HOW TO COMPLETE THIS TASK | The copy you produce must hold every record exactly, and none of the images.

(Beginning of DATA FOR THIS EXERCISE)

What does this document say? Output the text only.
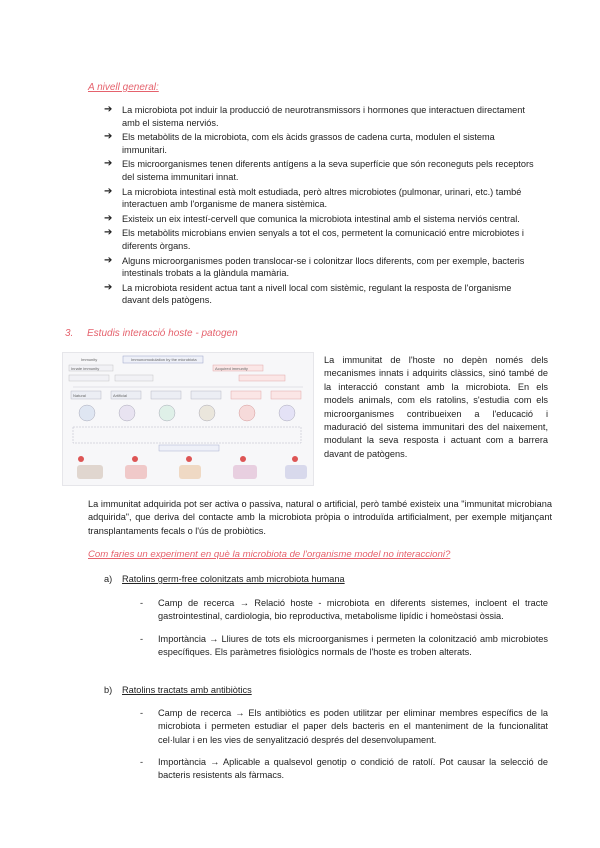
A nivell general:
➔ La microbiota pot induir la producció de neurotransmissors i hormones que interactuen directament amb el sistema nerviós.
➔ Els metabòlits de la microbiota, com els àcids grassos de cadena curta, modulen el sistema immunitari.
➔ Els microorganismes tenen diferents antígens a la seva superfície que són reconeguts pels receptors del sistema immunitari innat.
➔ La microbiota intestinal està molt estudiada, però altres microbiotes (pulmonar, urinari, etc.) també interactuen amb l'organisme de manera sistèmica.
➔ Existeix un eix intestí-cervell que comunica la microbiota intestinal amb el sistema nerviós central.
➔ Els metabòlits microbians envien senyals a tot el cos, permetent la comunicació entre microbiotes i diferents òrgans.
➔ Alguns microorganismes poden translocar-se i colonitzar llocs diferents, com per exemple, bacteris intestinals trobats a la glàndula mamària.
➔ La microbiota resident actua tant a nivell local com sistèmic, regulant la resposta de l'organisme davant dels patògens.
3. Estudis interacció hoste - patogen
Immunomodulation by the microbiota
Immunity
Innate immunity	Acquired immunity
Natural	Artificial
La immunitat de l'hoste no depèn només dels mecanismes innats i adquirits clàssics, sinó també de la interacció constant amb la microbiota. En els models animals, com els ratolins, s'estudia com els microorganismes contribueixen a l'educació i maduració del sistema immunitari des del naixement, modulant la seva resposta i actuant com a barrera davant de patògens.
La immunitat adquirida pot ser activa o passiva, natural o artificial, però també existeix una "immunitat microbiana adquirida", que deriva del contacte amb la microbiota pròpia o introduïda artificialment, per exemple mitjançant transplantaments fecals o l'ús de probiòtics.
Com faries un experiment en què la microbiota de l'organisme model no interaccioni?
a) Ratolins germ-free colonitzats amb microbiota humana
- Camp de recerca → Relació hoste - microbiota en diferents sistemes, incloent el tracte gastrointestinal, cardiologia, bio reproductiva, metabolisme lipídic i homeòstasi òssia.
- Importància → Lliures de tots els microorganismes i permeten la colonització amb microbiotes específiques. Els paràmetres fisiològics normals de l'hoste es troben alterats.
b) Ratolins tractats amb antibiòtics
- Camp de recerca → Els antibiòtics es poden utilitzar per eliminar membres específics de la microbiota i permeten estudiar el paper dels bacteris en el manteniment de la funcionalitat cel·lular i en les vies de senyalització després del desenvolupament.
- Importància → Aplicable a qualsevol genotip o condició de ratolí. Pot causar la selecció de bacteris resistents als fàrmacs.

(End of DATA FOR THIS EXERCISE)

FINISHED EXERCISE |
What does this document say? Output the text only.
A nivell general:
➔ La microbiota pot induir la producció de neurotransmissors i hormones que interactuen directament amb el sistema nerviós.
➔ Els metabòlits de la microbiota, com els àcids grassos de cadena curta, modulen el sistema immunitari.
➔ Els microorganismes tenen diferents antígens a la seva superfície que són reconeguts pels receptors del sistema immunitari innat.
➔ La microbiota intestinal està molt estudiada, però altres microbiotes (pulmonar, urinari, etc.) també interactuen amb l'organisme de manera sistèmica.
➔ Existeix un eix intestí-cervell que comunica la microbiota intestinal amb el sistema nerviós central.
➔ Els metabòlits microbians envien senyals a tot el cos, permetent la comunicació entre microbiotes i diferents òrgans.
➔ Alguns microorganismes poden translocar-se i colonitzar llocs diferents, com per exemple, bacteris intestinals trobats a la glàndula mamària.
➔ La microbiota resident actua tant a nivell local com sistèmic, regulant la resposta de l'organisme davant dels patògens.
3. Estudis interacció hoste - patogen
Immunomodulation by the microbiota
Immunity
Innate immunity	Acquired immunity
Natural	Artificial
La immunitat de l'hoste no depèn només dels mecanismes innats i adquirits clàssics, sinó també de la interacció constant amb la microbiota. En els models animals, com els ratolins, s'estudia com els microorganismes contribueixen a l'educació i maduració del sistema immunitari des del naixement, modulant la seva resposta i actuant com a barrera davant de patògens.
La immunitat adquirida pot ser activa o passiva, natural o artificial, però també existeix una "immunitat microbiana adquirida", que deriva del contacte amb la microbiota pròpia o introduïda artificialment, per exemple mitjançant transplantaments fecals o l'ús de probiòtics.
Com faries un experiment en què la microbiota de l'organisme model no interaccioni?
a) Ratolins germ-free colonitzats amb microbiota humana
- Camp de recerca → Relació hoste - microbiota en diferents sistemes, incloent el tracte gastrointestinal, cardiologia, bio reproductiva, metabolisme lipídic i homeòstasi òssia.
- Importància → Lliures de tots els microorganismes i permeten la colonització amb microbiotes específiques. Els paràmetres fisiològics normals de l'hoste es troben alterats.
b) Ratolins tractats amb antibiòtics
- Camp de recerca → Els antibiòtics es poden utilitzar per eliminar membres específics de la microbiota i permeten estudiar el paper dels bacteris en el manteniment de la funcionalitat cel·lular i en les vies de senyalització després del desenvolupament.
- Importància → Aplicable a qualsevol genotip o condició de ratolí. Pot causar la selecció de bacteris resistents als fàrmacs.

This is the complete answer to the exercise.